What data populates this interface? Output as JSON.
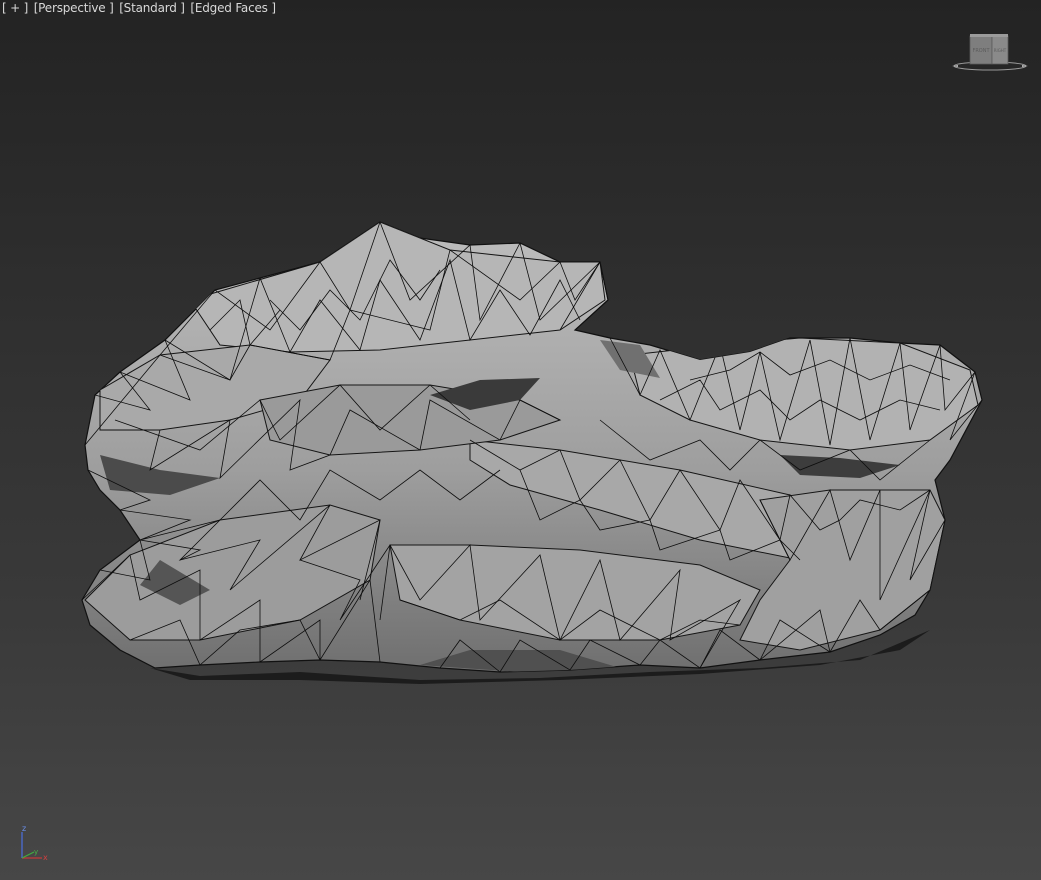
{
  "viewport": {
    "labels": [
      {
        "id": "menu",
        "text": "[ + ]"
      },
      {
        "id": "view",
        "text": "[Perspective ]"
      },
      {
        "id": "shading",
        "text": "[Standard ]"
      },
      {
        "id": "display",
        "text": "[Edged Faces ]"
      }
    ]
  },
  "viewcube": {
    "face_left": "FRONT",
    "face_right": "RIGHT"
  },
  "axis": {
    "z": "z",
    "x": "x",
    "y": "y"
  }
}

Job:
Isolate the lines above that contain the word "text" and copy them.

Full solution:
        "text": "[ + ]"
        "text": "[Perspective ]"
        "text": "[Standard ]"
        "text": "[Edged Faces ]"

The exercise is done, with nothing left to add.